- Prompt 1 -
In the Dulwich bookshop piece, what was the shop called when it first opened nearly 100 years ago?

- Provided passage -
[start]

This series celebrates indie booksellers across the UK. In the first instalment, we travel to Dulwich. Even if you’re not able to step into Village Books, there’s nothing stopping you from imagining what it’s like to be there. It’s important to celebrate the rooms where bookselling happens and the people who enact the ritual each day. We hope our readers maintain a connection to their local indie. It’ll be soon time to break out the dog biscuits again.

My bookshop is tiny, 700 square feet on two floors. I don’t think it’s changed much since it opened nearly 100 years ago. Back then it was The Gallery Bookshop and Lending Library. We still have the same door and windows, despite them being blown out during the war.

We have a beautiful old parquet floor. We’re stuffed full of books. There are always fresh flowers on our new books table. We’re expecting pink peonies in June.  We’re a dog friendly shop with a stash of biscuits just off the shop floor. My spaniel prefers the Markies.

The bookshop was the setting for a children’s book by a Scottish writer, Jane Shaw, who was a favourite of mine when I was growing up. She lived in Dulwich. A lot of her books are set here, though she called it Wichwood Village. Back in 1996, when I bought the bookshop, I discovered it was the shop I’d read about as a child.

It’s often filled with the smell of new books. At the start of this lockdown, the shop was completely closed for about ten days. We had no books coming in. The new books started arriving when I was able to return to the shop. That’s when it began to smell like normal. Unpacking boxes of books is like Christmas. You never know which treats will emerge.

We hear all sorts of different sounds. Cars hoot from the busy nearby junction. We’re on a school route, so we hear children on the walk to and from school. We hear their joy when a new book by a favourite author appears in our window. We hear birds sometimes. A customer recently recorded a dunnet singing from our rooftop. I was dead impressed she recognized its call.

So many favourite books sit on our shelves: Elizabeth Jane Howard’s Cazalet Chronicles; Old Filth by Jane Gardam; Standard Deviation by Katherine Heiney; On Turpentine Lane by Elinor Lipman; A Suitable Boy; Italian Neighbours by Tim Parks; Kolymsky Heights; The Skylarks’ War by Hilary McKay; all of Elly Griffiths’s crime novels; Susie Steiner’s crime novels.

Occasionally I become a bit of a magician in the shop. Someone will come in with vague details or a half-remembered title and I’ll pluck from the shelf the book and present it to them. I like old-fashioned bookselling. I’m always happy to beat the computer, though I do remember what bookselling was like without computers — and I never want to go back.

 

We’re small, so the whole shop often joins in when customers start a conversation about books.

[end]

- Prompt 2 -
Copy out the stretch of the records from their start through the line containing "- measurement-point: [269, 181, 275, 187]", word for word.

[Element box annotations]

[start]

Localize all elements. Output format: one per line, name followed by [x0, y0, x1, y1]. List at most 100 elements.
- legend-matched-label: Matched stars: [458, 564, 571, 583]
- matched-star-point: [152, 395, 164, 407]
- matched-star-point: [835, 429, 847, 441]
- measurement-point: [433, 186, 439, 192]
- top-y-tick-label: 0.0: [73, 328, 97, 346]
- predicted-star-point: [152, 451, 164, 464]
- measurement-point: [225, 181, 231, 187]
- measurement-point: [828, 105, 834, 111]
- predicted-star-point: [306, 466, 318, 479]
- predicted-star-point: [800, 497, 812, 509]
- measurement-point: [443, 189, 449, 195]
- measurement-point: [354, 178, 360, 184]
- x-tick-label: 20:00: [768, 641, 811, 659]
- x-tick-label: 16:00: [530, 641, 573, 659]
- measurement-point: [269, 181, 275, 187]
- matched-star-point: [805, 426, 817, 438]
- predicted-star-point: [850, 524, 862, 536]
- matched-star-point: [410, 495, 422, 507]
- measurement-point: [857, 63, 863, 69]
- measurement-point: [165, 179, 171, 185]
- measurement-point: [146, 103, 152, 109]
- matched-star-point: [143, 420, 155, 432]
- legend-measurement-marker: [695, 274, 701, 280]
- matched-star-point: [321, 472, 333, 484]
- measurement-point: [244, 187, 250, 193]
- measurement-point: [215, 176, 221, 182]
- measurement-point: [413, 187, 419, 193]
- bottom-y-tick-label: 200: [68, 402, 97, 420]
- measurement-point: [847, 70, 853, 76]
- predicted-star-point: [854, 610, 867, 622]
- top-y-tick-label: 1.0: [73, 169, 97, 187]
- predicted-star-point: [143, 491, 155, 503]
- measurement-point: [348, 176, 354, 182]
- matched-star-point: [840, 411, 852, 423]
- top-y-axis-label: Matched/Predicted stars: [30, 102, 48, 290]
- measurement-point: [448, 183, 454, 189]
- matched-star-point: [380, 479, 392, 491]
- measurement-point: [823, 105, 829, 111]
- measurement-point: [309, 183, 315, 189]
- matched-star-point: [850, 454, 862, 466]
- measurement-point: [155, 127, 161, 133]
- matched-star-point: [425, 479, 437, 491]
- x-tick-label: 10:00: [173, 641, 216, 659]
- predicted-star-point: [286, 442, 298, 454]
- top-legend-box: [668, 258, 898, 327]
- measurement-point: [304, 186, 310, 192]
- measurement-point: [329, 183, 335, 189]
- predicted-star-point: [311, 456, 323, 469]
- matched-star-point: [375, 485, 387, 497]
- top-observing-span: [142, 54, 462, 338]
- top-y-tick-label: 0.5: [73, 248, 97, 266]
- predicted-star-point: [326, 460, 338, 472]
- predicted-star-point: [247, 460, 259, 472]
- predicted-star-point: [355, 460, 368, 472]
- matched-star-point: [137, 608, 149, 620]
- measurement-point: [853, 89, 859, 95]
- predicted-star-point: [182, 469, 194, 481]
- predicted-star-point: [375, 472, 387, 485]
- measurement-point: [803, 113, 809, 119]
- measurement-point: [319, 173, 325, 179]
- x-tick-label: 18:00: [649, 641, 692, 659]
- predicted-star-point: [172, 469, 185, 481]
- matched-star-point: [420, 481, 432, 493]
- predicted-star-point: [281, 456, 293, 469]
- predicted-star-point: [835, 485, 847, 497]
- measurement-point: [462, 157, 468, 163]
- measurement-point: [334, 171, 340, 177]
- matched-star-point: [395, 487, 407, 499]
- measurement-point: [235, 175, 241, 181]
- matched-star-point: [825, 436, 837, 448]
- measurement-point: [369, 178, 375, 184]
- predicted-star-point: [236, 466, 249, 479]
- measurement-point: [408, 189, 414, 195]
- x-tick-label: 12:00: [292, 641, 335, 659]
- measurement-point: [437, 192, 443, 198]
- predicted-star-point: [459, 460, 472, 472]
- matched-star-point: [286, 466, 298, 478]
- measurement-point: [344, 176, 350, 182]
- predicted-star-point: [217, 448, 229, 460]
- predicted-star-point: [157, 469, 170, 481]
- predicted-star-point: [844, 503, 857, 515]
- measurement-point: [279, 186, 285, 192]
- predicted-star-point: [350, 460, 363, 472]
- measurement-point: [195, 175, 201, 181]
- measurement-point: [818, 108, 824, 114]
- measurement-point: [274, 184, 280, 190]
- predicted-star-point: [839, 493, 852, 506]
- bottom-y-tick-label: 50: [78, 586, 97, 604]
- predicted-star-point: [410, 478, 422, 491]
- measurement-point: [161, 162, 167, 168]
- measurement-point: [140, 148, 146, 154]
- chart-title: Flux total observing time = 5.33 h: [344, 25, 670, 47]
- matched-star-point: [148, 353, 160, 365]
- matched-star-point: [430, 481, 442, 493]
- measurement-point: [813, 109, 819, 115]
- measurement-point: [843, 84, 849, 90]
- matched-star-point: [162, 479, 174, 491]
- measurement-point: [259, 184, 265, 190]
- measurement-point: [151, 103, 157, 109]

[end]

- Task answer 1 -
The Gallery Bookshop and Lending Library

- Task answer 2 -
Localize all elements. Output format: one per line, name followed by [x0, y0, x1, y1]. List at most 100 elements.
- legend-matched-label: Matched stars: [458, 564, 571, 583]
- matched-star-point: [152, 395, 164, 407]
- matched-star-point: [835, 429, 847, 441]
- measurement-point: [433, 186, 439, 192]
- top-y-tick-label: 0.0: [73, 328, 97, 346]
- predicted-star-point: [152, 451, 164, 464]
- measurement-point: [225, 181, 231, 187]
- measurement-point: [828, 105, 834, 111]
- predicted-star-point: [306, 466, 318, 479]
- predicted-star-point: [800, 497, 812, 509]
- measurement-point: [443, 189, 449, 195]
- measurement-point: [354, 178, 360, 184]
- x-tick-label: 20:00: [768, 641, 811, 659]
- x-tick-label: 16:00: [530, 641, 573, 659]
- measurement-point: [269, 181, 275, 187]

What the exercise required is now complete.